## Descrizione dell'esercizio
Nel testo sul recupero dell'oratorio di San Bernardo, spiega perché nel giugno del 1979 si tenne una festa conviviale sulla sommità del colle. Rispondi in una-tre frasi.

## Sezione di testo
________________________

Forse a causa della difficile situazione ambientale, forse per nostalgia delle tradizioni frettolosamente accantonate, in paese vi fu una rinascita di interesse sia per le remote costruzioni sacre delle colline che per l’ambiente naturale: sul finire degli anni Settanta nella frazione sorse infatti un “Comitato” che aveva lo scopo preciso di restaurare l’oratorio di San Bernardo e di recuperare il territorio boschivo, ormai completamente abbandonato al proprio destino.
Quando il Comitato uscì allo scoperto e si rivolse alla popolazione, le risposte furono eterogenee e – come spesso tutt’oggi accade – alle parole per un po’ di tempo non seguirono iniziative concrete. Mentre la gente pensava, le costruzioni sulle collina pativano i danni del maltempo per cui, per sensibilizzare la popolazione, nel giugno del 1979 si tenne una prima festa conviviale sulla sommità del colle: al tremine di una cerimonia religiosa, negli spazi antistanti l’oratorio si organizzò un neppur frugale banchetto con quanto, dal fondovalle, era stato trasportato fin lassù dentro le gerle caricate sulle spalle di alcuni robusti volontari. L’evento, promosso da un gruppo di genitori del Comitato e appoggiato dagli insegnanti delle locali scuole elementari, vide la partecipazione di tre generazioni ed ebbe un successo insperato. In quell’occasione – oltre ad ascoltare i racconti dei più anziani – i partecipanti presero atto che i boschi erano in agonia e che l’oratorio necessitava di riparazioni urgenti. In breve: era arrivato il momento di fare veramente qualcosa, pena la perdita di un luogo caro alle antiche tradizioni locali.

________________________

## Dati raccolti

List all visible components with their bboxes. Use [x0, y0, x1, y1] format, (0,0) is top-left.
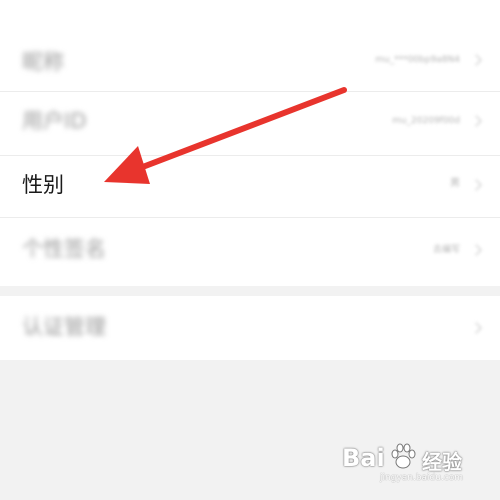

________________________

## Risposta scritta
La festa fu organizzata per sensibilizzare la popolazione. Dopo l'appello del Comitato, infatti, alle parole non erano seguite iniziative concrete, e intanto le costruzioni sulla collina subivano i danni del maltempo.